- [Records shown]
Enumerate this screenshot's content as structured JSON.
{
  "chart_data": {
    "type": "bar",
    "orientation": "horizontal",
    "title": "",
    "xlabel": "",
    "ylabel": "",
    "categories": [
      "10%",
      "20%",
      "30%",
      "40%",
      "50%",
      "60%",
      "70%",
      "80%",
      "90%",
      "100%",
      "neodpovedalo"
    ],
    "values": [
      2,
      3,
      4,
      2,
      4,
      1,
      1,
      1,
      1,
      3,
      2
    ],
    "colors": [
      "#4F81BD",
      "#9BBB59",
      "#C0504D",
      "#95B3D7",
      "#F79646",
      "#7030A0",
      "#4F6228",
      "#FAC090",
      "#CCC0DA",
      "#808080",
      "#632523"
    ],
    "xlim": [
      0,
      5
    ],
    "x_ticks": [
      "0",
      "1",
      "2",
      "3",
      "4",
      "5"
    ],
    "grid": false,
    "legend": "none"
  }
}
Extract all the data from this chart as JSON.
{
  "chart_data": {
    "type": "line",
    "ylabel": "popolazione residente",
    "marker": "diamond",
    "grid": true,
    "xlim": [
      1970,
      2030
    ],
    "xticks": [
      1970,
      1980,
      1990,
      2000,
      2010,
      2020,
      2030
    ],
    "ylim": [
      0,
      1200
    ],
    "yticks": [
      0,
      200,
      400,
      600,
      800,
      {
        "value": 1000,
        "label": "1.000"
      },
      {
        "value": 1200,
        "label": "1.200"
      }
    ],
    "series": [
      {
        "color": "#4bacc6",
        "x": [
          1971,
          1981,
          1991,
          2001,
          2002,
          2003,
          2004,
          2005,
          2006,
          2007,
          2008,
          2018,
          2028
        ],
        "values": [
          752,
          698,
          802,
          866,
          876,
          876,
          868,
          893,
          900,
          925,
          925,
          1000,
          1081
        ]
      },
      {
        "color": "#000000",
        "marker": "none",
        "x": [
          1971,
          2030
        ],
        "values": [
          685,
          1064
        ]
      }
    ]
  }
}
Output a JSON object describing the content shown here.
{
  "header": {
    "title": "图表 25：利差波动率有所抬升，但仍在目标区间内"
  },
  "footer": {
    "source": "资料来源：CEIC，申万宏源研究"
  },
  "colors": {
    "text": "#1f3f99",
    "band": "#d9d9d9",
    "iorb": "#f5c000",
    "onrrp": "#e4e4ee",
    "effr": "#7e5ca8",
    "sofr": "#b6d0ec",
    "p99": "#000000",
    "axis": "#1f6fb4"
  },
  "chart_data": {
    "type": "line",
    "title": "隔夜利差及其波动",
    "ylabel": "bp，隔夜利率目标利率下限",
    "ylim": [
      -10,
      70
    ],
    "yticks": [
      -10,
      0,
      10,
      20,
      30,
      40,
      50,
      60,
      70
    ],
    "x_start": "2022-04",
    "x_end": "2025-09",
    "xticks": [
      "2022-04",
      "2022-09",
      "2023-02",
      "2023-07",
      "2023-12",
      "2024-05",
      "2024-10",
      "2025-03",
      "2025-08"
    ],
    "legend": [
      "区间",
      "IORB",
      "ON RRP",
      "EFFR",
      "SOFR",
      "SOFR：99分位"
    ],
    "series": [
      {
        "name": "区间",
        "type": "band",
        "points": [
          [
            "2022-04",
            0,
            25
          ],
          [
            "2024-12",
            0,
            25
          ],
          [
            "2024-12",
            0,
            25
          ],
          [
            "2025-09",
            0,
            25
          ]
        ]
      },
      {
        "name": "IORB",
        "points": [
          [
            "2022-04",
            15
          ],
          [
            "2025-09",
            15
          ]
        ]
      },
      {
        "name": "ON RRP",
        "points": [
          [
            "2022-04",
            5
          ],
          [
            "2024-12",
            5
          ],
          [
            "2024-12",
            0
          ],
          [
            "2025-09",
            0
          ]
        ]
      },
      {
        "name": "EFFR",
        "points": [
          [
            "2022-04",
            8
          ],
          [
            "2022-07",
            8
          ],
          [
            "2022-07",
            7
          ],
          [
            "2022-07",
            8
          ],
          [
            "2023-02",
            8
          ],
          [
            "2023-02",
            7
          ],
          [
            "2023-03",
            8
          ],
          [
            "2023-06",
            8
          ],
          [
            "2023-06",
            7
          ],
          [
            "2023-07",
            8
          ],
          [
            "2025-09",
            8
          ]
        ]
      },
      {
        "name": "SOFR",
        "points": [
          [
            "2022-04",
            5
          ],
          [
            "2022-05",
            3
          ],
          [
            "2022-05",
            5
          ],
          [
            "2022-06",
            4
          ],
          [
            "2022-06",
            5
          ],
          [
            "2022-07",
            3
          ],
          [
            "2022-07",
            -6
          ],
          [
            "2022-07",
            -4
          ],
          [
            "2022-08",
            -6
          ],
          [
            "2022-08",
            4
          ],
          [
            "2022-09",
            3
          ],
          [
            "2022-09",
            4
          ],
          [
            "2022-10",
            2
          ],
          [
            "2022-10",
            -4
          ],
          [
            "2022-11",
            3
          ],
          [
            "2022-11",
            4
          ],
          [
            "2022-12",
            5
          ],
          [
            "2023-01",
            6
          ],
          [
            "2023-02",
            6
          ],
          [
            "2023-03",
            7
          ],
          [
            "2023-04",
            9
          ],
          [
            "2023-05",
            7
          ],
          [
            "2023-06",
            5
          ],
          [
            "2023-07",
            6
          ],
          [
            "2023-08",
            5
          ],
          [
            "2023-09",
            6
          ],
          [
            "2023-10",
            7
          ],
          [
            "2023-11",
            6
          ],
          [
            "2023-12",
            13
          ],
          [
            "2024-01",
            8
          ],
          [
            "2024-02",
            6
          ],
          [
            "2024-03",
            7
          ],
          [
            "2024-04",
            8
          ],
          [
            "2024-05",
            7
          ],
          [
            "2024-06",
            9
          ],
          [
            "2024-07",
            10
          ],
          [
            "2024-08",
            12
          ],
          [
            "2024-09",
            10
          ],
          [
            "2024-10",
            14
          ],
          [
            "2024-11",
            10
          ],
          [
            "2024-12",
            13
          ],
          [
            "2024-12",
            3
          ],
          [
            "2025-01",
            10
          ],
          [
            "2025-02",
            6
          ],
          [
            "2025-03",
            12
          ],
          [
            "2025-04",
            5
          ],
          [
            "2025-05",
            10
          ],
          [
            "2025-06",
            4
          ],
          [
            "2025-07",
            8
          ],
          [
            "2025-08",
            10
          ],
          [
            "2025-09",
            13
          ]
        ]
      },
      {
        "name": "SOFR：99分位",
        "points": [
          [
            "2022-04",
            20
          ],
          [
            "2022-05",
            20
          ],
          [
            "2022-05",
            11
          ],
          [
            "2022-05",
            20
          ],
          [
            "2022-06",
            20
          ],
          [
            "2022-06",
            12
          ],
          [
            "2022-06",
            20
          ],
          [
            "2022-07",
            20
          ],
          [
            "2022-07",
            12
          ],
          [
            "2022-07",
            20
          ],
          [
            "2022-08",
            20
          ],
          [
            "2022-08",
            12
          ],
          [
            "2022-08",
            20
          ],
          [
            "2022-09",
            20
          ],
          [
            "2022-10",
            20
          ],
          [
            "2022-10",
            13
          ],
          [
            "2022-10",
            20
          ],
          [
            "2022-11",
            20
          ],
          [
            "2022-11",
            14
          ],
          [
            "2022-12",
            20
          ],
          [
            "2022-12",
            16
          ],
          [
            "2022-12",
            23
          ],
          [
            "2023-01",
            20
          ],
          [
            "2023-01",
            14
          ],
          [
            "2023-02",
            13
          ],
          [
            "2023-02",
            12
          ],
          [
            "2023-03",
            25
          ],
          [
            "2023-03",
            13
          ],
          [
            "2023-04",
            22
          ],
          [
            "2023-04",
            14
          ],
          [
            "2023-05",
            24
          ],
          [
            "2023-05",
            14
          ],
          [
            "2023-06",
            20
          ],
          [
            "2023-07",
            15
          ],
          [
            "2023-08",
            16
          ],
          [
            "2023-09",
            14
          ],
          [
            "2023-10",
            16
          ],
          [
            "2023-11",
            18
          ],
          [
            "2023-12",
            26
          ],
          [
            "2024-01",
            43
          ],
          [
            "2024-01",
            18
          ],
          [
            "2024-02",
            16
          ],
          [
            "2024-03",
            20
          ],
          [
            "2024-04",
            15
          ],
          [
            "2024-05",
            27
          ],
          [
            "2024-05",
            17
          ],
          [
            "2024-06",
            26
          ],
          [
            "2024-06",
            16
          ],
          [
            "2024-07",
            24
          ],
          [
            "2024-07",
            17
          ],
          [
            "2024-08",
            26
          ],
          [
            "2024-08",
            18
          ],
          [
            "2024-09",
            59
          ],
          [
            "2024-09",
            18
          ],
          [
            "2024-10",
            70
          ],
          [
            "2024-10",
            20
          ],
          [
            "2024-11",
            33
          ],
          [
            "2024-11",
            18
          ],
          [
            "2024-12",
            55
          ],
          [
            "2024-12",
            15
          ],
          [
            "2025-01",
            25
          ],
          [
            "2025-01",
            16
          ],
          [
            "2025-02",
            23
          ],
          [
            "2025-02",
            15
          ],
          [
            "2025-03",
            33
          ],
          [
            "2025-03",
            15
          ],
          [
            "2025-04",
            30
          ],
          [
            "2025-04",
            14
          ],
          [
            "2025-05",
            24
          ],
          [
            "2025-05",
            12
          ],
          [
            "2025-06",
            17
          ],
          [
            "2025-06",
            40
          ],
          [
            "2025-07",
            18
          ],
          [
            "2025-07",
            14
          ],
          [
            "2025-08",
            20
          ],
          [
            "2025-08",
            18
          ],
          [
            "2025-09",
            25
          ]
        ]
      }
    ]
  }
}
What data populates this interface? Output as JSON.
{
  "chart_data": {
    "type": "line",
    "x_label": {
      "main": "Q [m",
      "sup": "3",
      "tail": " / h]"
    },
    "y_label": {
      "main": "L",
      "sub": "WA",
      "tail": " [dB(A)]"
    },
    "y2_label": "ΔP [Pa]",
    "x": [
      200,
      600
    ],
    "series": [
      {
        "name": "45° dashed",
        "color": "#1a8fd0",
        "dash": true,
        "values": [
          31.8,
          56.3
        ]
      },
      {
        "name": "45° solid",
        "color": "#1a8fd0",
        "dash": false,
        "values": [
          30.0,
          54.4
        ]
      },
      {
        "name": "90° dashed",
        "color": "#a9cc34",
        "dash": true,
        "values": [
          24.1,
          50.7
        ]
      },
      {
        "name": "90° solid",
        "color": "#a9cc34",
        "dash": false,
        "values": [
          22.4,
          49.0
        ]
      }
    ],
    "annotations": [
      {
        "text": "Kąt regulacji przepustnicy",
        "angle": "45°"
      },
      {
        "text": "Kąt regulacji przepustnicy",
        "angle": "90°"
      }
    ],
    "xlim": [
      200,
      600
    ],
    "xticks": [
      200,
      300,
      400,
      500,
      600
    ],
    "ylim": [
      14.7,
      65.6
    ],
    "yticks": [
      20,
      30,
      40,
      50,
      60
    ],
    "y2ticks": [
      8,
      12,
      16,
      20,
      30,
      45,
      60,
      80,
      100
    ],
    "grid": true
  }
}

- [Exercise] Count every line in the entries above where the word "JSON" appears; respond with the number alone.

- [Exercise output] 4